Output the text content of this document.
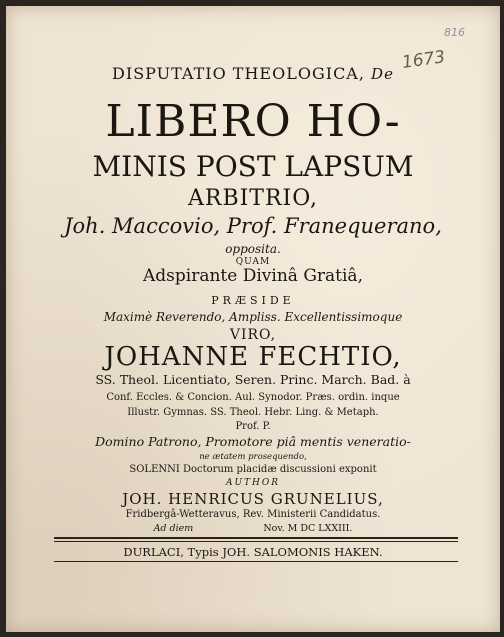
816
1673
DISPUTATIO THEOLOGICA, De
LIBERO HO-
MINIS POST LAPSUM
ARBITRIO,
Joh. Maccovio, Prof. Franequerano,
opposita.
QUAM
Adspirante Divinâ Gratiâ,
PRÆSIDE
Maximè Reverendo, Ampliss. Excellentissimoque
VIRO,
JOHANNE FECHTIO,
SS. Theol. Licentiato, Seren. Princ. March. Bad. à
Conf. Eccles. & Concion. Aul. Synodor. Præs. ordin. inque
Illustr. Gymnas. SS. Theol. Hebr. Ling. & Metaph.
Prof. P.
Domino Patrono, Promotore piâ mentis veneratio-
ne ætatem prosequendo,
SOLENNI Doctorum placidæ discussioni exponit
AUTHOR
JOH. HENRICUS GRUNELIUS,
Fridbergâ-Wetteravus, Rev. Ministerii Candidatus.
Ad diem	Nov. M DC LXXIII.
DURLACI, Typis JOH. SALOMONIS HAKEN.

········

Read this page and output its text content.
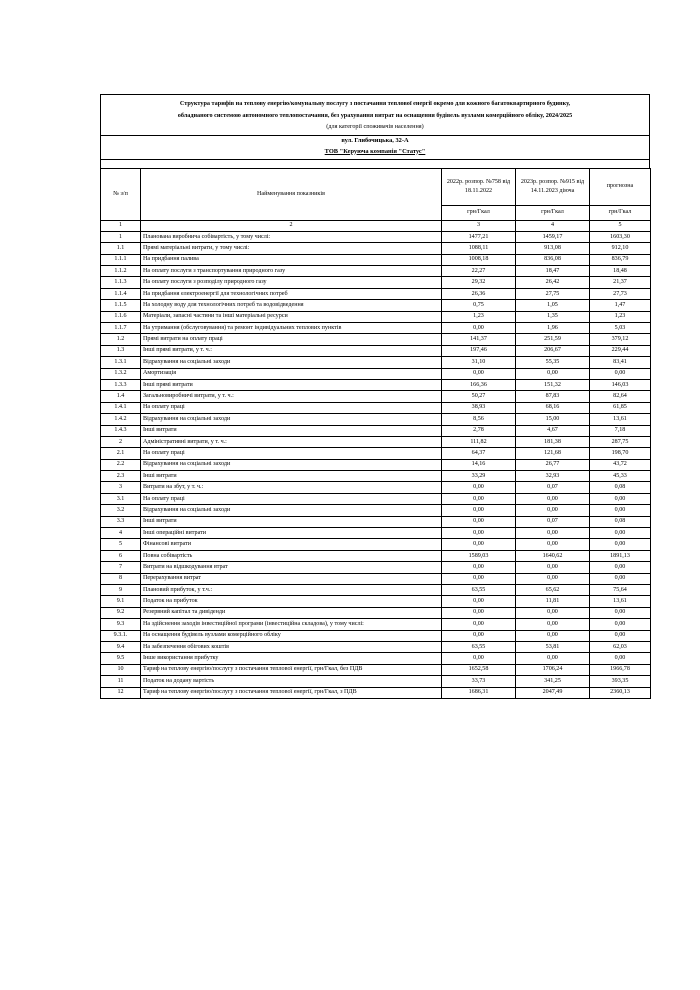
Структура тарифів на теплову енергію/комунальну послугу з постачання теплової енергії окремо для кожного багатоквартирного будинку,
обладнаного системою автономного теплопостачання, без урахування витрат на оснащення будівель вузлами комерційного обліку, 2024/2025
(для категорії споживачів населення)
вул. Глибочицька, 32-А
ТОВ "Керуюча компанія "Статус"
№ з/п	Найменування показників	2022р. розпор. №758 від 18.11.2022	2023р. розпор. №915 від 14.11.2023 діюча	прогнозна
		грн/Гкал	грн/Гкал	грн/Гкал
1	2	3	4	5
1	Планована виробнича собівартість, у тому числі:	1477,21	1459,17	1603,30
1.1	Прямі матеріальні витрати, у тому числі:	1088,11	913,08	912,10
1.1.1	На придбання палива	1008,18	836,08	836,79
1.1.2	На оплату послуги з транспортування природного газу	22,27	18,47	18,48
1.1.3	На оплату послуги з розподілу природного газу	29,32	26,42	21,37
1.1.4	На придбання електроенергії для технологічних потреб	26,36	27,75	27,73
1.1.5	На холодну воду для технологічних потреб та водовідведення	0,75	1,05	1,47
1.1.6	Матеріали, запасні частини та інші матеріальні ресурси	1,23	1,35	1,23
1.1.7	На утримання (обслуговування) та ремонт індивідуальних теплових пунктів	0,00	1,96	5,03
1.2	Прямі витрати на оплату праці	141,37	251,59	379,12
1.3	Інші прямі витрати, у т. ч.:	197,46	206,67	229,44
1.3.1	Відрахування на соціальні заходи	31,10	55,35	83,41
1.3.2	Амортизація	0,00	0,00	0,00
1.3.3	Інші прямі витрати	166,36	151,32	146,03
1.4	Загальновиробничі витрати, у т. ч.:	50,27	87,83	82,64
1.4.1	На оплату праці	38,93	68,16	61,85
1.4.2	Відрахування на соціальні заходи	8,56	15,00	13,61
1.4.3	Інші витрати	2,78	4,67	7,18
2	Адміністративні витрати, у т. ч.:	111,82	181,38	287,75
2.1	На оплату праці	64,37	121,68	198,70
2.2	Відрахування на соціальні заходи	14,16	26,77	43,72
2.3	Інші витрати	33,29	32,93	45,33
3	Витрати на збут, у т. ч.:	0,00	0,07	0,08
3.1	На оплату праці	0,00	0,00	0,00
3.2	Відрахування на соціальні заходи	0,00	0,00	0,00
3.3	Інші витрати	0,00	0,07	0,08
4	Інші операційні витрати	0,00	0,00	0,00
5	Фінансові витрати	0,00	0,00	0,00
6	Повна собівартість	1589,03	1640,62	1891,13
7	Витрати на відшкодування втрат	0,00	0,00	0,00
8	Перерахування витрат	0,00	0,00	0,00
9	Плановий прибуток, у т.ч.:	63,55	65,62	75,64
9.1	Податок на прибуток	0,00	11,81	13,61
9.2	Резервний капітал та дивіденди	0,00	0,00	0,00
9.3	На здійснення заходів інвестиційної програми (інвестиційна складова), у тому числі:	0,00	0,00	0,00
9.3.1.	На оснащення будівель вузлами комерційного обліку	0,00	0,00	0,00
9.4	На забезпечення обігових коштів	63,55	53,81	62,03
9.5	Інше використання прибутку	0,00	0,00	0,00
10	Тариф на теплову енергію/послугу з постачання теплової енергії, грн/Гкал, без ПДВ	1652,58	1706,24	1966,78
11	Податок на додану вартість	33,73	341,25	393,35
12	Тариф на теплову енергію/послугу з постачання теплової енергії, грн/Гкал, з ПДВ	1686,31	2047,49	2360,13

········

Extract every line above that contains the word "придбання".

1.1.1	На придбання палива	1008,18	836,08	836,79
1.1.4	На придбання електроенергії для технологічних потреб	26,36	27,75	27,73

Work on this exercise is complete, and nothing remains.